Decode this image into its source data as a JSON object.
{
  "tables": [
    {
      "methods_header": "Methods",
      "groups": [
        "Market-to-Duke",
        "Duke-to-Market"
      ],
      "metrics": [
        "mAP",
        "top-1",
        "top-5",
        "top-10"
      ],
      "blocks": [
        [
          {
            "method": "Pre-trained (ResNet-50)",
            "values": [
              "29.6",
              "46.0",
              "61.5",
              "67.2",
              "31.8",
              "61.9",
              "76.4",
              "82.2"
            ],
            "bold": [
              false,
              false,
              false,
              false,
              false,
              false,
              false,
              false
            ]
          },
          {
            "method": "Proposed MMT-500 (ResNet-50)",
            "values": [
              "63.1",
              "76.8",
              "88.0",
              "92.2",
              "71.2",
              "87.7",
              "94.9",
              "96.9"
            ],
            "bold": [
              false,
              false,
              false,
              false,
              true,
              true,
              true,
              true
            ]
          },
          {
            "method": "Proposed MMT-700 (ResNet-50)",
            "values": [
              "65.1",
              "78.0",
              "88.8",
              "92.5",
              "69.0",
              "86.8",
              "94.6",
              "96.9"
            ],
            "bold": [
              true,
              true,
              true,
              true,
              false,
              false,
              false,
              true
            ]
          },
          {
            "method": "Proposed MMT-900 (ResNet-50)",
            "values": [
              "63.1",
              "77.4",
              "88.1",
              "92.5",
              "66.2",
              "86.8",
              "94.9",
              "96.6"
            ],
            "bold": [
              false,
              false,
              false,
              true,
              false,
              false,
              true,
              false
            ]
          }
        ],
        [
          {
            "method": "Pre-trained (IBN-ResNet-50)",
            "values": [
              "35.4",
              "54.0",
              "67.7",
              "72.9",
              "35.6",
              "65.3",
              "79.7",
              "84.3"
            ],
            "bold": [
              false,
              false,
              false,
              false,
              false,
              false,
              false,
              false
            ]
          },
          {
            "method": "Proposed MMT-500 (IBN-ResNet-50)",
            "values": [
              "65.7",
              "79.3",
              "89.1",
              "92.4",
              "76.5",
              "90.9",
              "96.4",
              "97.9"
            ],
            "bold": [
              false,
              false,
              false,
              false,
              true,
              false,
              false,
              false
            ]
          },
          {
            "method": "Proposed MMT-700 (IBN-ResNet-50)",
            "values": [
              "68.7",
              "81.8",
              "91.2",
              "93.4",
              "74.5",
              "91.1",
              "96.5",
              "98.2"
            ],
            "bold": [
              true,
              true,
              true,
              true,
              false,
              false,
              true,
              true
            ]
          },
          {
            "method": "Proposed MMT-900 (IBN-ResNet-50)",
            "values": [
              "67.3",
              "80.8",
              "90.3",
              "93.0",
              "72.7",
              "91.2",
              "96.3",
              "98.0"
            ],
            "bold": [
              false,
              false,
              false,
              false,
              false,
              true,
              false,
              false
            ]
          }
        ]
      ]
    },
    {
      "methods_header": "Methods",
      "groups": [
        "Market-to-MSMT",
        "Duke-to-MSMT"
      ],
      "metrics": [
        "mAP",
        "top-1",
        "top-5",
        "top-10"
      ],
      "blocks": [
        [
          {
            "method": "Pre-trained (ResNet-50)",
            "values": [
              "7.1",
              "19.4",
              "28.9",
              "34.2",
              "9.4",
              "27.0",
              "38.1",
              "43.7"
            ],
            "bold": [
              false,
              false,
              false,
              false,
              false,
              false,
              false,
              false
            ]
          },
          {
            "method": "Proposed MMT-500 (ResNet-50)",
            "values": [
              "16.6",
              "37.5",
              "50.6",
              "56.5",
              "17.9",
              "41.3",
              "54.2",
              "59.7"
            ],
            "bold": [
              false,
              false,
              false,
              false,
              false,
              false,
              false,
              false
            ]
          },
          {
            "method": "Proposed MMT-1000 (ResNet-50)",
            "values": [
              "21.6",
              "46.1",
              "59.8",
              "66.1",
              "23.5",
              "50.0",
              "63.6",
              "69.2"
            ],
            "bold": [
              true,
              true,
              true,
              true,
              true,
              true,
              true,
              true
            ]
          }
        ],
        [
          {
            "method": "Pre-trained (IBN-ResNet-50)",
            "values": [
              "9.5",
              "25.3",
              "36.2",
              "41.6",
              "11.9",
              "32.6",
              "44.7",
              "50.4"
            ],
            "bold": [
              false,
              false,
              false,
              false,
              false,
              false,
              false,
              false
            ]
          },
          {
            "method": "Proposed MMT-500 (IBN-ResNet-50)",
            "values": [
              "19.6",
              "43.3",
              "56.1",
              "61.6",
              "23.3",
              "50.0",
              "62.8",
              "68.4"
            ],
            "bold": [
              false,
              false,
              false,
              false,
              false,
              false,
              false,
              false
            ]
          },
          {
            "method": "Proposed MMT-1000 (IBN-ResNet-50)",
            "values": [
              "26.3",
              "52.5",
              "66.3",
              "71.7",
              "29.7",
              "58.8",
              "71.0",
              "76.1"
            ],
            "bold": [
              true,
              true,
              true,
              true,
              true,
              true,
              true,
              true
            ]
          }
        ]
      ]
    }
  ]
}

========================

**GOAL**
Return each entry from above without altering a single character.

**WRITTEN ANSWER**
Decode this image into its source data as a JSON object.
{
  "tables": [
    {
      "methods_header": "Methods",
      "groups": [
        "Market-to-Duke",
        "Duke-to-Market"
      ],
      "metrics": [
        "mAP",
        "top-1",
        "top-5",
        "top-10"
      ],
      "blocks": [
        [
          {
            "method": "Pre-trained (ResNet-50)",
            "values": [
              "29.6",
              "46.0",
              "61.5",
              "67.2",
              "31.8",
              "61.9",
              "76.4",
              "82.2"
            ],
            "bold": [
              false,
              false,
              false,
              false,
              false,
              false,
              false,
              false
            ]
          },
          {
            "method": "Proposed MMT-500 (ResNet-50)",
            "values": [
              "63.1",
              "76.8",
              "88.0",
              "92.2",
              "71.2",
              "87.7",
              "94.9",
              "96.9"
            ],
            "bold": [
              false,
              false,
              false,
              false,
              true,
              true,
              true,
              true
            ]
          },
          {
            "method": "Proposed MMT-700 (ResNet-50)",
            "values": [
              "65.1",
              "78.0",
              "88.8",
              "92.5",
              "69.0",
              "86.8",
              "94.6",
              "96.9"
            ],
            "bold": [
              true,
              true,
              true,
              true,
              false,
              false,
              false,
              true
            ]
          },
          {
            "method": "Proposed MMT-900 (ResNet-50)",
            "values": [
              "63.1",
              "77.4",
              "88.1",
              "92.5",
              "66.2",
              "86.8",
              "94.9",
              "96.6"
            ],
            "bold": [
              false,
              false,
              false,
              true,
              false,
              false,
              true,
              false
            ]
          }
        ],
        [
          {
            "method": "Pre-trained (IBN-ResNet-50)",
            "values": [
              "35.4",
              "54.0",
              "67.7",
              "72.9",
              "35.6",
              "65.3",
              "79.7",
              "84.3"
            ],
            "bold": [
              false,
              false,
              false,
              false,
              false,
              false,
              false,
              false
            ]
          },
          {
            "method": "Proposed MMT-500 (IBN-ResNet-50)",
            "values": [
              "65.7",
              "79.3",
              "89.1",
              "92.4",
              "76.5",
              "90.9",
              "96.4",
              "97.9"
            ],
            "bold": [
              false,
              false,
              false,
              false,
              true,
              false,
              false,
              false
            ]
          },
          {
            "method": "Proposed MMT-700 (IBN-ResNet-50)",
            "values": [
              "68.7",
              "81.8",
              "91.2",
              "93.4",
              "74.5",
              "91.1",
              "96.5",
              "98.2"
            ],
            "bold": [
              true,
              true,
              true,
              true,
              false,
              false,
              true,
              true
            ]
          },
          {
            "method": "Proposed MMT-900 (IBN-ResNet-50)",
            "values": [
              "67.3",
              "80.8",
              "90.3",
              "93.0",
              "72.7",
              "91.2",
              "96.3",
              "98.0"
            ],
            "bold": [
              false,
              false,
              false,
              false,
              false,
              true,
              false,
              false
            ]
          }
        ]
      ]
    },
    {
      "methods_header": "Methods",
      "groups": [
        "Market-to-MSMT",
        "Duke-to-MSMT"
      ],
      "metrics": [
        "mAP",
        "top-1",
        "top-5",
        "top-10"
      ],
      "blocks": [
        [
          {
            "method": "Pre-trained (ResNet-50)",
            "values": [
              "7.1",
              "19.4",
              "28.9",
              "34.2",
              "9.4",
              "27.0",
              "38.1",
              "43.7"
            ],
            "bold": [
              false,
              false,
              false,
              false,
              false,
              false,
              false,
              false
            ]
          },
          {
            "method": "Proposed MMT-500 (ResNet-50)",
            "values": [
              "16.6",
              "37.5",
              "50.6",
              "56.5",
              "17.9",
              "41.3",
              "54.2",
              "59.7"
            ],
            "bold": [
              false,
              false,
              false,
              false,
              false,
              false,
              false,
              false
            ]
          },
          {
            "method": "Proposed MMT-1000 (ResNet-50)",
            "values": [
              "21.6",
              "46.1",
              "59.8",
              "66.1",
              "23.5",
              "50.0",
              "63.6",
              "69.2"
            ],
            "bold": [
              true,
              true,
              true,
              true,
              true,
              true,
              true,
              true
            ]
          }
        ],
        [
          {
            "method": "Pre-trained (IBN-ResNet-50)",
            "values": [
              "9.5",
              "25.3",
              "36.2",
              "41.6",
              "11.9",
              "32.6",
              "44.7",
              "50.4"
            ],
            "bold": [
              false,
              false,
              false,
              false,
              false,
              false,
              false,
              false
            ]
          },
          {
            "method": "Proposed MMT-500 (IBN-ResNet-50)",
            "values": [
              "19.6",
              "43.3",
              "56.1",
              "61.6",
              "23.3",
              "50.0",
              "62.8",
              "68.4"
            ],
            "bold": [
              false,
              false,
              false,
              false,
              false,
              false,
              false,
              false
            ]
          },
          {
            "method": "Proposed MMT-1000 (IBN-ResNet-50)",
            "values": [
              "26.3",
              "52.5",
              "66.3",
              "71.7",
              "29.7",
              "58.8",
              "71.0",
              "76.1"
            ],
            "bold": [
              true,
              true,
              true,
              true,
              true,
              true,
              true,
              true
            ]
          }
        ]
      ]
    }
  ]
}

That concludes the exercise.